(Records that describe figures)
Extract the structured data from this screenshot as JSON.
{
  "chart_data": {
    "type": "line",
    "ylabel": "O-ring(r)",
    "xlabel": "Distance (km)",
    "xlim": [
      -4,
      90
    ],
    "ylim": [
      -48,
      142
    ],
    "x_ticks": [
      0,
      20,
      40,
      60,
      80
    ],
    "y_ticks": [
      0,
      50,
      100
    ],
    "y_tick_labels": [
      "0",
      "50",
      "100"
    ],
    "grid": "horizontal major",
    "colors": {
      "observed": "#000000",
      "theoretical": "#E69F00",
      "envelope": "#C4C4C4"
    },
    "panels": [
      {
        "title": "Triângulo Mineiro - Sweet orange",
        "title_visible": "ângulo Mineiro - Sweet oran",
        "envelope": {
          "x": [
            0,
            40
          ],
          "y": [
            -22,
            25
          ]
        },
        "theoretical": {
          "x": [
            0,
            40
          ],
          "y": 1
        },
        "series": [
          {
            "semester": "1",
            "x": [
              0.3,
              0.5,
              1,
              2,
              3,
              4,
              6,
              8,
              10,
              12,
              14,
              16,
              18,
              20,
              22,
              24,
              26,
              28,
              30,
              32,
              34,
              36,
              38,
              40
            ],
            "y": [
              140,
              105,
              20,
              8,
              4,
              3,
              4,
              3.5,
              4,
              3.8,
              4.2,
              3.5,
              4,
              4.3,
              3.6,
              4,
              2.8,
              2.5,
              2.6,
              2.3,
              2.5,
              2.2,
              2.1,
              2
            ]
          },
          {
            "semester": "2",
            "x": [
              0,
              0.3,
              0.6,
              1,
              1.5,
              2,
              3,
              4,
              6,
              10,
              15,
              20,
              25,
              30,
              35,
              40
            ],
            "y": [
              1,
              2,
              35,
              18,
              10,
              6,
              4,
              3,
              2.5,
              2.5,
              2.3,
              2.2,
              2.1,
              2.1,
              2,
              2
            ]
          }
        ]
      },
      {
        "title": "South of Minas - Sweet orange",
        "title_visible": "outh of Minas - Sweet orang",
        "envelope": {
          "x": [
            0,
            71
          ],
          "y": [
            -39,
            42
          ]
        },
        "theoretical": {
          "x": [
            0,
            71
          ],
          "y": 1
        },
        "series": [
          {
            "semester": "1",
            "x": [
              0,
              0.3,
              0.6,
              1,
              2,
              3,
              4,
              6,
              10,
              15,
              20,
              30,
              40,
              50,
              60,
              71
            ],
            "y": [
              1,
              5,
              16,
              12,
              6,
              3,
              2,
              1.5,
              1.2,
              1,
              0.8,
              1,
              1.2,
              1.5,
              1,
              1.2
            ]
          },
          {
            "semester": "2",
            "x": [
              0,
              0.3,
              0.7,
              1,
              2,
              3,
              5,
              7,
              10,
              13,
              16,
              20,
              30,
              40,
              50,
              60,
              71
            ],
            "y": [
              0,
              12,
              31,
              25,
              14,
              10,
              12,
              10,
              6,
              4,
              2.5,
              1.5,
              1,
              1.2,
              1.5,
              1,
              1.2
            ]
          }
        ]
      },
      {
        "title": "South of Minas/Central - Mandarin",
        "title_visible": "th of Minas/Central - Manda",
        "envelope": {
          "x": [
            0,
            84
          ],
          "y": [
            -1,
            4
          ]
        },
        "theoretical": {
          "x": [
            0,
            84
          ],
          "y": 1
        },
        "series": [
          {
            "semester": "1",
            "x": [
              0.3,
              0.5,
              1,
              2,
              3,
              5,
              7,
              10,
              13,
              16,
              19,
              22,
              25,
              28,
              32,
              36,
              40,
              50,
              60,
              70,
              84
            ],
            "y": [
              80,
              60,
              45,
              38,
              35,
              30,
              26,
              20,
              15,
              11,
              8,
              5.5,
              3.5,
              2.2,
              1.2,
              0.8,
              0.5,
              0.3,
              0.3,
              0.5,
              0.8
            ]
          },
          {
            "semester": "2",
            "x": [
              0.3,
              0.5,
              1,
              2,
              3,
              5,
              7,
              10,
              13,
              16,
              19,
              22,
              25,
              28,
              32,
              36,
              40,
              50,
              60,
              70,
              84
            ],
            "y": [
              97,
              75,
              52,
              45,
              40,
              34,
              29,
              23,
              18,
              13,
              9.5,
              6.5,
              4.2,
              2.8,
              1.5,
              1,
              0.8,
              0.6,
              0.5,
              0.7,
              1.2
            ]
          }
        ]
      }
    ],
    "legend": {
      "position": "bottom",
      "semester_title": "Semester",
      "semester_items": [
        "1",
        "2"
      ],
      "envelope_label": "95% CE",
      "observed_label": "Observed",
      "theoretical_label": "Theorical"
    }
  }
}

▸ **To do**: Take each line containing the string "Mineiro" and copy it out.

▸ **Complete answer**:
        "title": "Triângulo Mineiro - Sweet orange",
        "title_visible": "ângulo Mineiro - Sweet oran",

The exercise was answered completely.